··· Material shown

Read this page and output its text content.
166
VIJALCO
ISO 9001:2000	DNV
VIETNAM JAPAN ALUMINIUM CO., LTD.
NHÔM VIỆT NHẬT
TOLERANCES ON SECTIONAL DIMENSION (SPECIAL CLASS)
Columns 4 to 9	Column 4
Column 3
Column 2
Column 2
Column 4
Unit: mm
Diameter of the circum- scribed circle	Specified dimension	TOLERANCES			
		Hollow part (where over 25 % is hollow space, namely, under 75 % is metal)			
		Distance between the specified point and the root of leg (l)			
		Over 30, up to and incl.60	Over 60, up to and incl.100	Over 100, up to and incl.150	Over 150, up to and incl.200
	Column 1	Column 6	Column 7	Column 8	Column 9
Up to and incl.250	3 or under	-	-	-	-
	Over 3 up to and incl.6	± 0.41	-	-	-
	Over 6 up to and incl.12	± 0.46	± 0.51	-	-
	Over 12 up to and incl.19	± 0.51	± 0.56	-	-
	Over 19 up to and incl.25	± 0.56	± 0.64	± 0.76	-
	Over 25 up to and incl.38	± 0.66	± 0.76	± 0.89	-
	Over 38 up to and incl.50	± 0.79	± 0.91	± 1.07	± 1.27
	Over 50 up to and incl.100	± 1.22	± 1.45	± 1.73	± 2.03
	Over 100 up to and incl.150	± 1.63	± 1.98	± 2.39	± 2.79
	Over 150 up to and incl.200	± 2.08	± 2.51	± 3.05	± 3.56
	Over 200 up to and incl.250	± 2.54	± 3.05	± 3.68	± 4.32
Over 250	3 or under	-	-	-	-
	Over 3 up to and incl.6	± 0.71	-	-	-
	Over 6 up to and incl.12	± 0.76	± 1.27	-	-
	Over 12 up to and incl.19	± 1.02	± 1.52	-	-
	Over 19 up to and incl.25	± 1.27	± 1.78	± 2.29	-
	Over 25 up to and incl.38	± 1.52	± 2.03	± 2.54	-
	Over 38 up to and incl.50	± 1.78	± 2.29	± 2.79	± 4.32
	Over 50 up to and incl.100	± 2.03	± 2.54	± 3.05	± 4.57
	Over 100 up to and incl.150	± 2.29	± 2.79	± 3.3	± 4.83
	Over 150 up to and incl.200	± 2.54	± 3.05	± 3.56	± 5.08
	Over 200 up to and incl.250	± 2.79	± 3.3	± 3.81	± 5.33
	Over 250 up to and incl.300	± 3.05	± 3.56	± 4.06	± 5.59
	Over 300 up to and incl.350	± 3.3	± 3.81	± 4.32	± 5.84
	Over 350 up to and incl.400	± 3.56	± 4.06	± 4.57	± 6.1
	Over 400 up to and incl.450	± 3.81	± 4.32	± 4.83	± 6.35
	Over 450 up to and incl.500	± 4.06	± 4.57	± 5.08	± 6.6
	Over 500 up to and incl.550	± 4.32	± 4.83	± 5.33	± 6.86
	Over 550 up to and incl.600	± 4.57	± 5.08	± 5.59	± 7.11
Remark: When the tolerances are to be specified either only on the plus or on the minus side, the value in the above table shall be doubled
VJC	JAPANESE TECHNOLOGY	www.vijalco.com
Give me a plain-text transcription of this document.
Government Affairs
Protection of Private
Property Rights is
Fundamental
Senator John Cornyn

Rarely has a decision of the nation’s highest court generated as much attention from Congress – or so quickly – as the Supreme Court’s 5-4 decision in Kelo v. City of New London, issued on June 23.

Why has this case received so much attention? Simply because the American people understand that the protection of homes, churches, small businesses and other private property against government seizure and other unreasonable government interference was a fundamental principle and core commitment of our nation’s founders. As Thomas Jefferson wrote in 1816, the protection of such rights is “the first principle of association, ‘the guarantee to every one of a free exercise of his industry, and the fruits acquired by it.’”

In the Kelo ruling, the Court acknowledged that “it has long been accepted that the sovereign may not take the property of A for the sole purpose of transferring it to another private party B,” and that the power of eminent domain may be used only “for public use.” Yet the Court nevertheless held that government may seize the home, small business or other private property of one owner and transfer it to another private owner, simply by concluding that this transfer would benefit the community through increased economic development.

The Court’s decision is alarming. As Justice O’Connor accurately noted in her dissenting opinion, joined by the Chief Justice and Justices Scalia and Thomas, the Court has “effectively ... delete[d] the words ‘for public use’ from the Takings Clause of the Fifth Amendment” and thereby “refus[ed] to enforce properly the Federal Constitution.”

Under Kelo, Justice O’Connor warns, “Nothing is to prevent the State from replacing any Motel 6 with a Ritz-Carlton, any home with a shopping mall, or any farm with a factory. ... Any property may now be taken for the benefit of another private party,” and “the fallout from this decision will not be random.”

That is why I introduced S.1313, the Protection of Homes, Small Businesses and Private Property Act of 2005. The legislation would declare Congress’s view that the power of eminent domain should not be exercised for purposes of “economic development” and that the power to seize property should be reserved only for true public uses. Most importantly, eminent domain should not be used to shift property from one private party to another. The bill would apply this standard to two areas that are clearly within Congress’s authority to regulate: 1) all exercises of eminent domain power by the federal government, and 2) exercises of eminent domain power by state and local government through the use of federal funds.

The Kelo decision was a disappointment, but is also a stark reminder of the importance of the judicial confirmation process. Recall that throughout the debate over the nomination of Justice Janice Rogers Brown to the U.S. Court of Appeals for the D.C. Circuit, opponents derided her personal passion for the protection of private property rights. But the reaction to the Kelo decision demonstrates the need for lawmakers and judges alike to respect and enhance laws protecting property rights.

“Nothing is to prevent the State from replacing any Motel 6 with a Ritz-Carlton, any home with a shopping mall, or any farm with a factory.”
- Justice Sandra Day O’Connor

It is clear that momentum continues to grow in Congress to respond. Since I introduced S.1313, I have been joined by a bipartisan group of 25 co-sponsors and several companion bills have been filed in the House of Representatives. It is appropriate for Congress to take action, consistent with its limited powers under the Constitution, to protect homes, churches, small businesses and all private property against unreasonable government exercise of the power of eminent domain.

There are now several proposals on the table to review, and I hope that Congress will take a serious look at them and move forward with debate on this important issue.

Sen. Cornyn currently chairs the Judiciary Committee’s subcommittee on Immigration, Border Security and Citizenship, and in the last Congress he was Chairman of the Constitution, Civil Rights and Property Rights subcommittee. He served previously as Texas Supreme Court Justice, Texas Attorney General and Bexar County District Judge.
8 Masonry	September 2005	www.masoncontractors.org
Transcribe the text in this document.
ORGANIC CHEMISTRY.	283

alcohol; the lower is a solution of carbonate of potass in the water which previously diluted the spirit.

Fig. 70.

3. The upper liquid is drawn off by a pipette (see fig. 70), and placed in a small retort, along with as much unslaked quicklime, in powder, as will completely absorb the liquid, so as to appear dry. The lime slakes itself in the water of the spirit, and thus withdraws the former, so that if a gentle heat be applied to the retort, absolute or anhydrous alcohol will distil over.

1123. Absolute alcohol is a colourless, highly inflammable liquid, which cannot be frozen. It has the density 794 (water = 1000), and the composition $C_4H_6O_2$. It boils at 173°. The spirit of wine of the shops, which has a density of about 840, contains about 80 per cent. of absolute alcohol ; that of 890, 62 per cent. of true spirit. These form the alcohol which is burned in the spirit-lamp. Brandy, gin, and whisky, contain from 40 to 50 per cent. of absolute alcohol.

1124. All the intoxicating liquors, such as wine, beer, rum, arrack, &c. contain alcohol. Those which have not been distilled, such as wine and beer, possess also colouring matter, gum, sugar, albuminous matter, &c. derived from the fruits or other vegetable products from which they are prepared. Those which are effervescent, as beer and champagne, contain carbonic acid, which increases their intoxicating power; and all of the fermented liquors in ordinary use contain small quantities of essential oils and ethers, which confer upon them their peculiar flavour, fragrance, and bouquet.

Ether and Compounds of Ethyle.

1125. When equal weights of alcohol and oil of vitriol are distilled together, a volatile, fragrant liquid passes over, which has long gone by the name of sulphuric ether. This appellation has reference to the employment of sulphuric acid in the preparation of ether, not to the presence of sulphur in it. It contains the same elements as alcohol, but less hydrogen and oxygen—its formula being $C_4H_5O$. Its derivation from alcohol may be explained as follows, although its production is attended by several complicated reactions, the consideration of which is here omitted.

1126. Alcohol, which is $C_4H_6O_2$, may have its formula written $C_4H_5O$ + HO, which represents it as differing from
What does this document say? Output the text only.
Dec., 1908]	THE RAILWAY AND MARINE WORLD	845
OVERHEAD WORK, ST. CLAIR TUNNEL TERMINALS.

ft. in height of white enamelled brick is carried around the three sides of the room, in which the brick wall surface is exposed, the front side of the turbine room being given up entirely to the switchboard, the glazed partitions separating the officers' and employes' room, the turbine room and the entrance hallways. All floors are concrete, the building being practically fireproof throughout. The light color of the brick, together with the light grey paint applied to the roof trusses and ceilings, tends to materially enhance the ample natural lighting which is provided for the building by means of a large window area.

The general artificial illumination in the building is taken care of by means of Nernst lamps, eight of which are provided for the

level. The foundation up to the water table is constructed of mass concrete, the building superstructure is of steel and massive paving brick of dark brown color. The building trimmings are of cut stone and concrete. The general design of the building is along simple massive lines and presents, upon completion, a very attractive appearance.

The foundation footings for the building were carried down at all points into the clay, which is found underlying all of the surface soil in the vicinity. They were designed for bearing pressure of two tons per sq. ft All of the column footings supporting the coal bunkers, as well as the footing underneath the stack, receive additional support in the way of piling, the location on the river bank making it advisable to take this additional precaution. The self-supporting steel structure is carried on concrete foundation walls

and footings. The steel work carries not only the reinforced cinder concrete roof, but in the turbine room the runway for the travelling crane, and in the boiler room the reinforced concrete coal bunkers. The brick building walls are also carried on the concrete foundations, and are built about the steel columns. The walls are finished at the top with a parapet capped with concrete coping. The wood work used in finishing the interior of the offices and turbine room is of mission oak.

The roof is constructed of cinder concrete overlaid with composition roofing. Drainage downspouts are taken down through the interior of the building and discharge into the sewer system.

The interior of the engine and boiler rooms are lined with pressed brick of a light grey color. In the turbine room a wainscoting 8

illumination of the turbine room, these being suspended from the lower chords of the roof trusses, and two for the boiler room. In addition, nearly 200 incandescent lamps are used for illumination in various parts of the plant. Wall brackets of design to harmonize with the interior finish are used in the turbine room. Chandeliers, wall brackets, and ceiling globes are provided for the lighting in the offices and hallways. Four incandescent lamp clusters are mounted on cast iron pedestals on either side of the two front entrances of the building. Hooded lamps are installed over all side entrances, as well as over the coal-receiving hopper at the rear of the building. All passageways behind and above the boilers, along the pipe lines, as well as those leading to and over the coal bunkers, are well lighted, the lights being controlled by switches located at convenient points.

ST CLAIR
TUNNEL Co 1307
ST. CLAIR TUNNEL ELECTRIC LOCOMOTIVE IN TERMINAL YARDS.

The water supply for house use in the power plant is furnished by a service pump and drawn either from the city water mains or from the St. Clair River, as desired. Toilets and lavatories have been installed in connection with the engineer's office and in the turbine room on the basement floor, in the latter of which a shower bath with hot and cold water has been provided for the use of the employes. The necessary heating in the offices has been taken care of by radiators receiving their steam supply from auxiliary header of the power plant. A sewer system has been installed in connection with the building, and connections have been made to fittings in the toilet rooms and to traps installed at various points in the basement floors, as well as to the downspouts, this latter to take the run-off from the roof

······

» What the exercise asks: Count the lines that hold the string "also", and reply with that number alone.

» Answer in full: 3